# [Текст для чтения]
***

Она прижилась в Лилином окружении еще с тех пор, как Маяковский приводил ее в Гендриков играть в шарады, — Лиле она была не опасна. Но, видно, боготворить ЛЮБ она стала не сразу и поначалу немножко копила яд:
«Однажды вместе с Маяковским я выходила из квартиры в Гендриковом переулке. Лиля сидела в столовой. Маяковский был уже в пальто, зашел поцеловать ее на прощанье, нагнулся к ней.
— Володя! Дай мне денег на варенье, — сказала Лиля.
— Сколько?
— Двести рублей.
— Пожалуйста, — сказал он, вынул из кармана деньги и положил перед ней.
Двести рублей на варенье! Эта сумма, равная нескольким месячным студенческим стипендиям, выданная только на варенье так просто и спокойно, поразила меня».
Впрочем, пересказывая этот эпизод гораздо позже, Брюханенко Лилю оправдывает: «Я не сообразила, что это ведь на целый год, и сколько народу бывало у них в гостях, и как сам Маяковский любил есть варенье!»[301]
Только, скорее всего, «варенье» было просто обобщением, метафорой вроде «булавок». Неметафорическое варенье для Бриков варила Аннушка — наверняка заготовок хватало надолго и докупать ничего не требовалось.
А вот Наталья Рябова познакомилась с Маяковским во время его гастролей в Киеве в 1924 году. Она была совсем юной, и Маяковский относился к ней отчасти как к ребенку. А ребенок, конечно, влюбился. Еще бы: знаменитый поэт — и вдруг обратил внимание да еще и угостил первой в ее жизни папиросой. Отец и тетки страшно переживали, не пускали ее на чтения Маяковского без сопровождающих, но их роман-дружба тем не менее расцветал. Они виделись в каждый приезд Маяковского в Киев. Но кое-какие его признания заставляли ее рыдать ночами в подушку:
«Разговор с кота перешел на животных вообще, и, рассказывая про свою собаку, Владимир Владимирович несколько раз сказал: “Наша Булька”. Тут я решилась и спросила возможно более естественным голосом:
— Чья “наша”?
Не знаю почему, но мне показалось, что Владимир Владимирович ждал от меня этого вопроса. Быстро перейдя через комнату, он подошел ко мне, глядел на меня очень серьезно и внимательно.
— Наша. Мы — это значит: Лиля Юрьевна Брик, Осип Максимович Брик, Маяковский Владимир Владимирович. Мы живем вместе.
— Как жаль, значит, вам нельзя будет взять с собой Бульку в Киев, чтобы показать мне, — произнесла я обычным тоном.

***

# [Задание 1]
Сколько денег Лиля попросила у Маяковского на варенье, если верить тексту для чтения?

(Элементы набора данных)
***

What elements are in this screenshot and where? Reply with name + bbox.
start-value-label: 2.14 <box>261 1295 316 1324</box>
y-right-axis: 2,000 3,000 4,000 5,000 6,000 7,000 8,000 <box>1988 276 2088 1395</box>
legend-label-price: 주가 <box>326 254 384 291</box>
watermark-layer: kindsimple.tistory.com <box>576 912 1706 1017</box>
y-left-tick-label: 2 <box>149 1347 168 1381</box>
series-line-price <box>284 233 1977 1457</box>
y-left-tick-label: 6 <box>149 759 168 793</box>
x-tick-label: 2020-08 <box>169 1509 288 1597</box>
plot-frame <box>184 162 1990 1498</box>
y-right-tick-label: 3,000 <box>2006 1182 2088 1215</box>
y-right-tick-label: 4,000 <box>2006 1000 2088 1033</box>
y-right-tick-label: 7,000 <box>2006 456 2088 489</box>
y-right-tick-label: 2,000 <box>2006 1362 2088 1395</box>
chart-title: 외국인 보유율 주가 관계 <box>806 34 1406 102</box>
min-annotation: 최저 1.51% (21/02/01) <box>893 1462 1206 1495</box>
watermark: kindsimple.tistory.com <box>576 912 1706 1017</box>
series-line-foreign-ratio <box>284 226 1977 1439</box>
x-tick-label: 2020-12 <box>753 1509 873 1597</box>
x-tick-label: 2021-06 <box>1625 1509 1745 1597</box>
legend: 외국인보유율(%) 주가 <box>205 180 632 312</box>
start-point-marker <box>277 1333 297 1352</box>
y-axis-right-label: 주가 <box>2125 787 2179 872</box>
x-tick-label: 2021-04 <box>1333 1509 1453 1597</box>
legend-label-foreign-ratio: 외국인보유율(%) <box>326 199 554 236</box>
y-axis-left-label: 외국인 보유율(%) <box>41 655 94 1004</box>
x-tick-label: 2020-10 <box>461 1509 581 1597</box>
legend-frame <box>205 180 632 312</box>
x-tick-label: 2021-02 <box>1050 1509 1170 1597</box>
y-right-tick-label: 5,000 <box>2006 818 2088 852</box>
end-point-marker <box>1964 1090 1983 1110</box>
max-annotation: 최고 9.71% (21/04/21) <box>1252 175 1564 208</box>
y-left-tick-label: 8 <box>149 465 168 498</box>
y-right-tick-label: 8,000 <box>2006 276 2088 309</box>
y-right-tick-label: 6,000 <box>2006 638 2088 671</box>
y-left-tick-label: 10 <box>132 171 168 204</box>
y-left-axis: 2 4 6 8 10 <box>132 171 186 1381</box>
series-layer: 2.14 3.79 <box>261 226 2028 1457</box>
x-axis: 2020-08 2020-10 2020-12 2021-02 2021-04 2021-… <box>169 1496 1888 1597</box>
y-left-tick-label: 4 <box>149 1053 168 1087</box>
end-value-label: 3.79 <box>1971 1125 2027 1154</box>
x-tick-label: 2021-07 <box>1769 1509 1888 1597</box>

***

# [Задание 2]
Замени "y-right-tick-label" на "right-axis-tick" в строках списка данных с самой первой по строку, где стоит "watermark: kindsimple.tistory.com <box>576", включая обе. Выведи только эти строки, больше ничего в них не меняя.

# [Ответ 1]
Двести рублей.

# [Ответ 2]
What elements are in this screenshot and where? Reply with name + bbox.
start-value-label: 2.14 <box>261 1295 316 1324</box>
y-right-axis: 2,000 3,000 4,000 5,000 6,000 7,000 8,000 <box>1988 276 2088 1395</box>
legend-label-price: 주가 <box>326 254 384 291</box>
watermark-layer: kindsimple.tistory.com <box>576 912 1706 1017</box>
y-left-tick-label: 2 <box>149 1347 168 1381</box>
series-line-price <box>284 233 1977 1457</box>
y-left-tick-label: 6 <box>149 759 168 793</box>
x-tick-label: 2020-08 <box>169 1509 288 1597</box>
plot-frame <box>184 162 1990 1498</box>
right-axis-tick: 3,000 <box>2006 1182 2088 1215</box>
right-axis-tick: 4,000 <box>2006 1000 2088 1033</box>
right-axis-tick: 7,000 <box>2006 456 2088 489</box>
right-axis-tick: 2,000 <box>2006 1362 2088 1395</box>
chart-title: 외국인 보유율 주가 관계 <box>806 34 1406 102</box>
min-annotation: 최저 1.51% (21/02/01) <box>893 1462 1206 1495</box>
watermark: kindsimple.tistory.com <box>576 912 1706 1017</box>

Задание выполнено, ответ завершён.